Lines of data
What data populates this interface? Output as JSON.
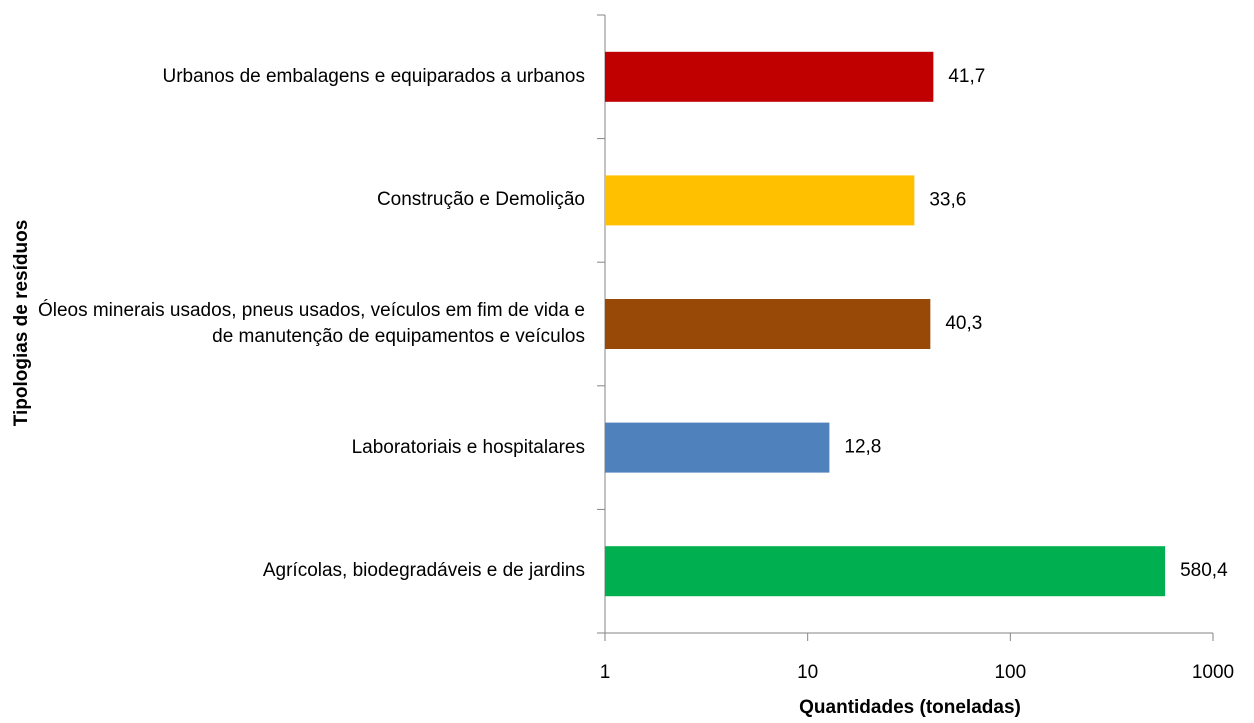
{
  "chart_data": {
    "type": "bar",
    "orientation": "horizontal",
    "x_label": "Quantidades (toneladas)",
    "y_label": "Tipologias de resíduos",
    "categories": [
      "Urbanos de embalagens e equiparados a urbanos",
      "Construção e Demolição",
      "Óleos minerais usados, pneus usados, veículos em fim de vida e de manutenção de equipamentos e veículos",
      "Laboratoriais e hospitalares",
      "Agrícolas, biodegradáveis e de jardins"
    ],
    "values": [
      41.7,
      33.6,
      40.3,
      12.8,
      580.4
    ],
    "value_labels": [
      "41,7",
      "33,6",
      "40,3",
      "12,8",
      "580,4"
    ],
    "colors": [
      "#c00000",
      "#ffc000",
      "#984807",
      "#4f81bd",
      "#00b050"
    ],
    "xscale": "log",
    "xlim": [
      1,
      1000
    ],
    "xticks": [
      1,
      10,
      100,
      1000
    ]
  }
}
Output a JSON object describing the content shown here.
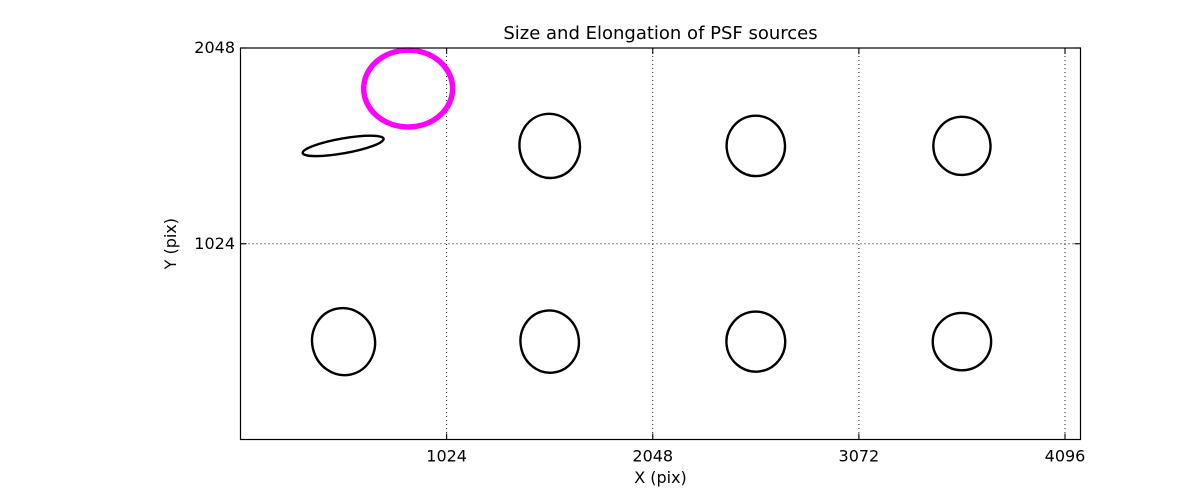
{
  "title": "Size and Elongation of PSF sources",
  "axes": {
    "xlabel": "X (pix)",
    "ylabel": "Y (pix)"
  },
  "colors": {
    "outlier": "#ff00ff",
    "line": "#000000",
    "background": "#ffffff"
  },
  "chart_data": {
    "type": "scatter",
    "marker": "ellipse",
    "title": "Size and Elongation of PSF sources",
    "xlabel": "X (pix)",
    "ylabel": "Y (pix)",
    "xlim": [
      0,
      4173
    ],
    "ylim": [
      0,
      2048
    ],
    "x_tick_values": [
      1024,
      2048,
      3072,
      4096
    ],
    "x_tick_labels": [
      "1024",
      "2048",
      "3072",
      "4096"
    ],
    "y_tick_values": [
      1024,
      2048
    ],
    "y_tick_labels": [
      "1024",
      "2048"
    ],
    "grid": {
      "style": "dotted",
      "color": "#000000"
    },
    "legend": "none",
    "ellipses": [
      {
        "name": "psf-outlier-circle",
        "x": 833,
        "y": 1836,
        "rx": 221,
        "ry": 201,
        "tilt_deg": 0,
        "color": "#ff00ff",
        "linewidth": 5.5
      },
      {
        "name": "psf-elongated-ellipse",
        "x": 510,
        "y": 1536,
        "rx": 204,
        "ry": 39,
        "tilt_deg": -10,
        "color": "#000000",
        "linewidth": 2.4
      },
      {
        "name": "psf-ellipse",
        "x": 1536,
        "y": 1536,
        "rx": 150,
        "ry": 168,
        "tilt_deg": -10,
        "color": "#000000",
        "linewidth": 2.4
      },
      {
        "name": "psf-ellipse",
        "x": 2560,
        "y": 1536,
        "rx": 145,
        "ry": 158,
        "tilt_deg": -5,
        "color": "#000000",
        "linewidth": 2.4
      },
      {
        "name": "psf-ellipse",
        "x": 3584,
        "y": 1536,
        "rx": 142,
        "ry": 152,
        "tilt_deg": -3,
        "color": "#000000",
        "linewidth": 2.4
      },
      {
        "name": "psf-ellipse",
        "x": 512,
        "y": 512,
        "rx": 156,
        "ry": 176,
        "tilt_deg": -13,
        "color": "#000000",
        "linewidth": 2.4
      },
      {
        "name": "psf-ellipse",
        "x": 1536,
        "y": 512,
        "rx": 145,
        "ry": 163,
        "tilt_deg": -8,
        "color": "#000000",
        "linewidth": 2.4
      },
      {
        "name": "psf-ellipse",
        "x": 2560,
        "y": 512,
        "rx": 146,
        "ry": 157,
        "tilt_deg": -5,
        "color": "#000000",
        "linewidth": 2.4
      },
      {
        "name": "psf-ellipse",
        "x": 3584,
        "y": 512,
        "rx": 145,
        "ry": 150,
        "tilt_deg": 0,
        "color": "#000000",
        "linewidth": 2.4
      }
    ]
  }
}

Aim: Omit the pictures and give the material again, exactly and in full.

Reply to the exercise:
What data populates this interface? Output as JSON.
{
  "chart_data": {
    "type": "bar",
    "orientation": "horizontal",
    "x_label": "Quantidades (toneladas)",
    "y_label": "Tipologias de resíduos",
    "categories": [
      "Urbanos de embalagens e equiparados a urbanos",
      "Construção e Demolição",
      "Óleos minerais usados, pneus usados, veículos em fim de vida e de manutenção de equipamentos e veículos",
      "Laboratoriais e hospitalares",
      "Agrícolas, biodegradáveis e de jardins"
    ],
    "values": [
      41.7,
      33.6,
      40.3,
      12.8,
      580.4
    ],
    "value_labels": [
      "41,7",
      "33,6",
      "40,3",
      "12,8",
      "580,4"
    ],
    "colors": [
      "#c00000",
      "#ffc000",
      "#984807",
      "#4f81bd",
      "#00b050"
    ],
    "xscale": "log",
    "xlim": [
      1,
      1000
    ],
    "xticks": [
      1,
      10,
      100,
      1000
    ]
  }
}
Output a JSON object describing the content shown here.
{
  "title": "Size and Elongation of PSF sources",
  "axes": {
    "xlabel": "X (pix)",
    "ylabel": "Y (pix)"
  },
  "colors": {
    "outlier": "#ff00ff",
    "line": "#000000",
    "background": "#ffffff"
  },
  "chart_data": {
    "type": "scatter",
    "marker": "ellipse",
    "title": "Size and Elongation of PSF sources",
    "xlabel": "X (pix)",
    "ylabel": "Y (pix)",
    "xlim": [
      0,
      4173
    ],
    "ylim": [
      0,
      2048
    ],
    "x_tick_values": [
      1024,
      2048,
      3072,
      4096
    ],
    "x_tick_labels": [
      "1024",
      "2048",
      "3072",
      "4096"
    ],
    "y_tick_values": [
      1024,
      2048
    ],
    "y_tick_labels": [
      "1024",
      "2048"
    ],
    "grid": {
      "style": "dotted",
      "color": "#000000"
    },
    "legend": "none",
    "ellipses": [
      {
        "name": "psf-outlier-circle",
        "x": 833,
        "y": 1836,
        "rx": 221,
        "ry": 201,
        "tilt_deg": 0,
        "color": "#ff00ff",
        "linewidth": 5.5
      },
      {
        "name": "psf-elongated-ellipse",
        "x": 510,
        "y": 1536,
        "rx": 204,
        "ry": 39,
        "tilt_deg": -10,
        "color": "#000000",
        "linewidth": 2.4
      },
      {
        "name": "psf-ellipse",
        "x": 1536,
        "y": 1536,
        "rx": 150,
        "ry": 168,
        "tilt_deg": -10,
        "color": "#000000",
        "linewidth": 2.4
      },
      {
        "name": "psf-ellipse",
        "x": 2560,
        "y": 1536,
        "rx": 145,
        "ry": 158,
        "tilt_deg": -5,
        "color": "#000000",
        "linewidth": 2.4
      },
      {
        "name": "psf-ellipse",
        "x": 3584,
        "y": 1536,
        "rx": 142,
        "ry": 152,
        "tilt_deg": -3,
        "color": "#000000",
        "linewidth": 2.4
      },
      {
        "name": "psf-ellipse",
        "x": 512,
        "y": 512,
        "rx": 156,
        "ry": 176,
        "tilt_deg": -13,
        "color": "#000000",
        "linewidth": 2.4
      },
      {
        "name": "psf-ellipse",
        "x": 1536,
        "y": 512,
        "rx": 145,
        "ry": 163,
        "tilt_deg": -8,
        "color": "#000000",
        "linewidth": 2.4
      },
      {
        "name": "psf-ellipse",
        "x": 2560,
        "y": 512,
        "rx": 146,
        "ry": 157,
        "tilt_deg": -5,
        "color": "#000000",
        "linewidth": 2.4
      },
      {
        "name": "psf-ellipse",
        "x": 3584,
        "y": 512,
        "rx": 145,
        "ry": 150,
        "tilt_deg": 0,
        "color": "#000000",
        "linewidth": 2.4
      }
    ]
  }
}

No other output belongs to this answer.